• _Data entries_
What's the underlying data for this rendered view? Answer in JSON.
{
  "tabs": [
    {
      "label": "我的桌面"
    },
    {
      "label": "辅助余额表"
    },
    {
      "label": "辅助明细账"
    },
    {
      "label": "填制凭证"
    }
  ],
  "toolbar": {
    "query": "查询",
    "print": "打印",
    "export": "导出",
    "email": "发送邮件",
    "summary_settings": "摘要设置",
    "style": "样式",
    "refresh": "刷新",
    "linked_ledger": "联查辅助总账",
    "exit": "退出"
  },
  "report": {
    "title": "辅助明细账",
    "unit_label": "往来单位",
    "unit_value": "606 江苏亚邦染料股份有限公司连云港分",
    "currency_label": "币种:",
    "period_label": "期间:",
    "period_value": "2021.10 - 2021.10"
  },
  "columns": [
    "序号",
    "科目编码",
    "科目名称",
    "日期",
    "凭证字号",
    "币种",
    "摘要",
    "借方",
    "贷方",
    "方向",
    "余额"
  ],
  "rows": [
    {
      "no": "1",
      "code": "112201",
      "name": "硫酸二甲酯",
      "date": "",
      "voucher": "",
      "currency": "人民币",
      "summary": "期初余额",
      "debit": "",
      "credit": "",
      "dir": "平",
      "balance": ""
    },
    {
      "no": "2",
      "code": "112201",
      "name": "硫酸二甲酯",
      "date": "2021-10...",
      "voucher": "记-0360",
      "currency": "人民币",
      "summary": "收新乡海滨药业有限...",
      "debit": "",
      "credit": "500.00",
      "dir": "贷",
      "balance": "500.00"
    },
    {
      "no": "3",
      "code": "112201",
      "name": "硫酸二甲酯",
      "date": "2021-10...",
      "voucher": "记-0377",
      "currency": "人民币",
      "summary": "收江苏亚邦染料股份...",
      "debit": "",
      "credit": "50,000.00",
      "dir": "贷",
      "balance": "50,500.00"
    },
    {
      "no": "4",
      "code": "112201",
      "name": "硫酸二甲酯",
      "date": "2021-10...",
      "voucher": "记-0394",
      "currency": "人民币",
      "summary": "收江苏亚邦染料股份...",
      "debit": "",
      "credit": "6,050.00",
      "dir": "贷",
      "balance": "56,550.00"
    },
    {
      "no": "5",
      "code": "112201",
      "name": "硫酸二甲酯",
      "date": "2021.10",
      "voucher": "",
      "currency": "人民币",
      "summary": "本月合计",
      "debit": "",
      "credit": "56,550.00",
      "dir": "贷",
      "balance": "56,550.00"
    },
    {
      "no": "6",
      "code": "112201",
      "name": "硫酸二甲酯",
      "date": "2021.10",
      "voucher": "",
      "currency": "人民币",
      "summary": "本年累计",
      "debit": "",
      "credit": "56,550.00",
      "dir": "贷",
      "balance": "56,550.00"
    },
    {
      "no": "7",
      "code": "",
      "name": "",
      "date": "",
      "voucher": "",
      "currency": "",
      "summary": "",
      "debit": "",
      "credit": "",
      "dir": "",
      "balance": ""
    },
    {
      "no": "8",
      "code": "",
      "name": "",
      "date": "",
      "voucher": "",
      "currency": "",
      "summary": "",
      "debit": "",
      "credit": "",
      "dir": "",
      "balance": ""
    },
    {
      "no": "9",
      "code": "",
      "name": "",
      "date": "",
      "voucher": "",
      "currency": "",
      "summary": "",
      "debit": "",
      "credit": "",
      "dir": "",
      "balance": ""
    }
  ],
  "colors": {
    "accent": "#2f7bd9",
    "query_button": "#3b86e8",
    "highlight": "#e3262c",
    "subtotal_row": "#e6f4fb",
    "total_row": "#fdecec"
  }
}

• _Aim_
Hand back the material above in full, exactly as written.

• _Written answer_
What's the underlying data for this rendered view? Answer in JSON.
{
  "tabs": [
    {
      "label": "我的桌面"
    },
    {
      "label": "辅助余额表"
    },
    {
      "label": "辅助明细账"
    },
    {
      "label": "填制凭证"
    }
  ],
  "toolbar": {
    "query": "查询",
    "print": "打印",
    "export": "导出",
    "email": "发送邮件",
    "summary_settings": "摘要设置",
    "style": "样式",
    "refresh": "刷新",
    "linked_ledger": "联查辅助总账",
    "exit": "退出"
  },
  "report": {
    "title": "辅助明细账",
    "unit_label": "往来单位",
    "unit_value": "606 江苏亚邦染料股份有限公司连云港分",
    "currency_label": "币种:",
    "period_label": "期间:",
    "period_value": "2021.10 - 2021.10"
  },
  "columns": [
    "序号",
    "科目编码",
    "科目名称",
    "日期",
    "凭证字号",
    "币种",
    "摘要",
    "借方",
    "贷方",
    "方向",
    "余额"
  ],
  "rows": [
    {
      "no": "1",
      "code": "112201",
      "name": "硫酸二甲酯",
      "date": "",
      "voucher": "",
      "currency": "人民币",
      "summary": "期初余额",
      "debit": "",
      "credit": "",
      "dir": "平",
      "balance": ""
    },
    {
      "no": "2",
      "code": "112201",
      "name": "硫酸二甲酯",
      "date": "2021-10...",
      "voucher": "记-0360",
      "currency": "人民币",
      "summary": "收新乡海滨药业有限...",
      "debit": "",
      "credit": "500.00",
      "dir": "贷",
      "balance": "500.00"
    },
    {
      "no": "3",
      "code": "112201",
      "name": "硫酸二甲酯",
      "date": "2021-10...",
      "voucher": "记-0377",
      "currency": "人民币",
      "summary": "收江苏亚邦染料股份...",
      "debit": "",
      "credit": "50,000.00",
      "dir": "贷",
      "balance": "50,500.00"
    },
    {
      "no": "4",
      "code": "112201",
      "name": "硫酸二甲酯",
      "date": "2021-10...",
      "voucher": "记-0394",
      "currency": "人民币",
      "summary": "收江苏亚邦染料股份...",
      "debit": "",
      "credit": "6,050.00",
      "dir": "贷",
      "balance": "56,550.00"
    },
    {
      "no": "5",
      "code": "112201",
      "name": "硫酸二甲酯",
      "date": "2021.10",
      "voucher": "",
      "currency": "人民币",
      "summary": "本月合计",
      "debit": "",
      "credit": "56,550.00",
      "dir": "贷",
      "balance": "56,550.00"
    },
    {
      "no": "6",
      "code": "112201",
      "name": "硫酸二甲酯",
      "date": "2021.10",
      "voucher": "",
      "currency": "人民币",
      "summary": "本年累计",
      "debit": "",
      "credit": "56,550.00",
      "dir": "贷",
      "balance": "56,550.00"
    },
    {
      "no": "7",
      "code": "",
      "name": "",
      "date": "",
      "voucher": "",
      "currency": "",
      "summary": "",
      "debit": "",
      "credit": "",
      "dir": "",
      "balance": ""
    },
    {
      "no": "8",
      "code": "",
      "name": "",
      "date": "",
      "voucher": "",
      "currency": "",
      "summary": "",
      "debit": "",
      "credit": "",
      "dir": "",
      "balance": ""
    },
    {
      "no": "9",
      "code": "",
      "name": "",
      "date": "",
      "voucher": "",
      "currency": "",
      "summary": "",
      "debit": "",
      "credit": "",
      "dir": "",
      "balance": ""
    }
  ],
  "colors": {
    "accent": "#2f7bd9",
    "query_button": "#3b86e8",
    "highlight": "#e3262c",
    "subtotal_row": "#e6f4fb",
    "total_row": "#fdecec"
  }
}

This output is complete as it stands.